Exercise objective: Copy out each line that has "Allah" in it.

Stored data:

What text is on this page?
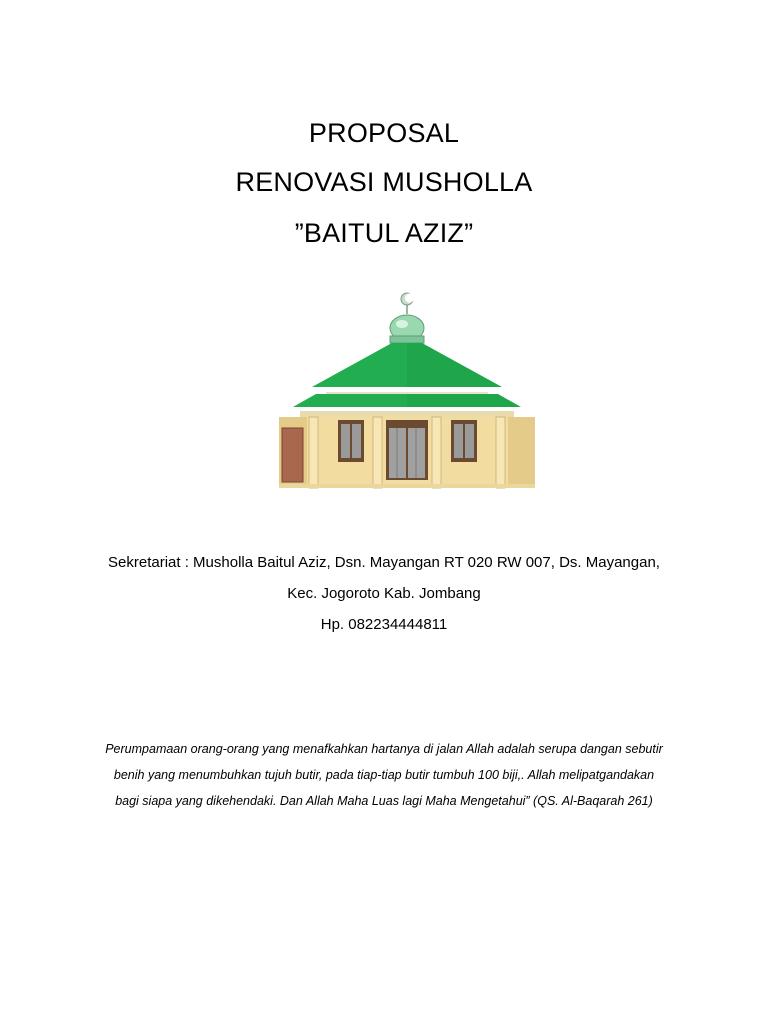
PROPOSAL
RENOVASI MUSHOLLA
”BAITUL AZIZ”

Sekretariat : Musholla Baitul Aziz, Dsn. Mayangan RT 020 RW 007, Ds. Mayangan,

Kec. Jogoroto Kab. Jombang

Hp. 082234444811

Perumpamaan orang-orang yang menafkahkan hartanya di jalan Allah adalah serupa dangan sebutir

benih yang menumbuhkan tujuh butir, pada tiap-tiap butir tumbuh 100 biji,. Allah melipatgandakan

bagi siapa yang dikehendaki. Dan Allah Maha Luas lagi Maha Mengetahui” (QS. Al-Baqarah 261)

Task output:
Perumpamaan orang-orang yang menafkahkan hartanya di jalan Allah adalah serupa dangan sebutir
benih yang menumbuhkan tujuh butir, pada tiap-tiap butir tumbuh 100 biji,. Allah melipatgandakan
bagi siapa yang dikehendaki. Dan Allah Maha Luas lagi Maha Mengetahui” (QS. Al-Baqarah 261)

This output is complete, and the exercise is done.